→ **Provided text**:
Reputation: 3267
I am learning web-workers and found that we can run multiple scripts now on web pages. This is quite interesting but one thing again came in to my mind was If we can't run multiple scripts before html web-workers, How did I run several slideshows on a single html page without using above technology. I may not properly understand this concept. Can anyone explain how I ran several slideshows which was designed from only JavaScript without web-workers?
Upvotes: 0
Views: 143
Reputation: 707248
Slideshows will typically use a setTimeout()
to show the next slide. You can simply have multiple slideshows each using their own setTimeout()
.
The first slideshow shows it's initial image, then sets a setTimeout()
for a particular time in the future when it wants to switch to the next slide. The second slideshow then shows it's initial image and set a setTimeout()
for a particular time in the future when it wants to switch to the next slide.
Then, both slideshow are done executing for now until one of their setTimeout()

→ **Recorded data**:
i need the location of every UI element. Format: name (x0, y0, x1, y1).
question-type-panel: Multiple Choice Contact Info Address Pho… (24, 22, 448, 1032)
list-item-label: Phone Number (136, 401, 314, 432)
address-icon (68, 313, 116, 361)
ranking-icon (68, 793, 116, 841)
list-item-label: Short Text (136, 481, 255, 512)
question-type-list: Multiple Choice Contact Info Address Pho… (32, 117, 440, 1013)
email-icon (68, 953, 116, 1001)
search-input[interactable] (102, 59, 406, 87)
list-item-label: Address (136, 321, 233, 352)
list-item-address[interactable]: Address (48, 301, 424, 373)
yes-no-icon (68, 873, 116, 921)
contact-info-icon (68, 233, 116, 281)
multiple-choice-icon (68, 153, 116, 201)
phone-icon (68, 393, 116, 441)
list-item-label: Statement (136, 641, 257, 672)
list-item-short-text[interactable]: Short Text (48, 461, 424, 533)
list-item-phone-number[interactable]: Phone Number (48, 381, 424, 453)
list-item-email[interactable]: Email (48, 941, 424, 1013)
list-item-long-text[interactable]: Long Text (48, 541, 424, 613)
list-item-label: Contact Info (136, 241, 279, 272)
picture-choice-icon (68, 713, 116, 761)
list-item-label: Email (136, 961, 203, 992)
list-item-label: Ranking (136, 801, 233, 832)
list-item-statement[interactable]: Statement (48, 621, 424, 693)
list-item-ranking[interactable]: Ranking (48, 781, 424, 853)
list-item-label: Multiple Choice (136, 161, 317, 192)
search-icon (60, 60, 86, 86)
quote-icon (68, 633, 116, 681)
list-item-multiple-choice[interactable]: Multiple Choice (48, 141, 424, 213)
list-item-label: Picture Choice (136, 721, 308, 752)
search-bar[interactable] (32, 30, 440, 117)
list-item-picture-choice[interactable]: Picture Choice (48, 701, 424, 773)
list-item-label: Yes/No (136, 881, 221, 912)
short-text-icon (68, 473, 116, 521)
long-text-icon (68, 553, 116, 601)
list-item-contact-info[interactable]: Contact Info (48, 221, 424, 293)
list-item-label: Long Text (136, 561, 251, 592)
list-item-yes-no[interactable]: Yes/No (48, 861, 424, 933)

→ **Exercise details**:
Please pick up the slideshow and setTimeout() discussion from where it stops and carry on in the same voice.

→ **Task result**:
fires. They never technically "execute at the same time". Only one ever actually has code running at a time. Using short enough timer intervals, it may appear they are both operating at the same time, but technically they aren't.
Javascript without WebWorkers is single threaded. There is only ever one thread of execution running at a time. Timers are often used to simulate multiple things happening at the same time (such as multiple javascript-based animations running at the same time). But, that is only a simulation (sometimes a very effective one).
Slideshows may also use CSS3 animations or transitions to show slide transitions from one slide to the next which are controlled by the browser and don't use javascript to execute the animations (they use native code which may or may not be multi-threaded or may even use the GPU - that's browser implementation dependent).
You may find this answer and the references it contains helpful in understanding the javascript event model and single threading: How does JavaScript handle AJAX responses in the background?.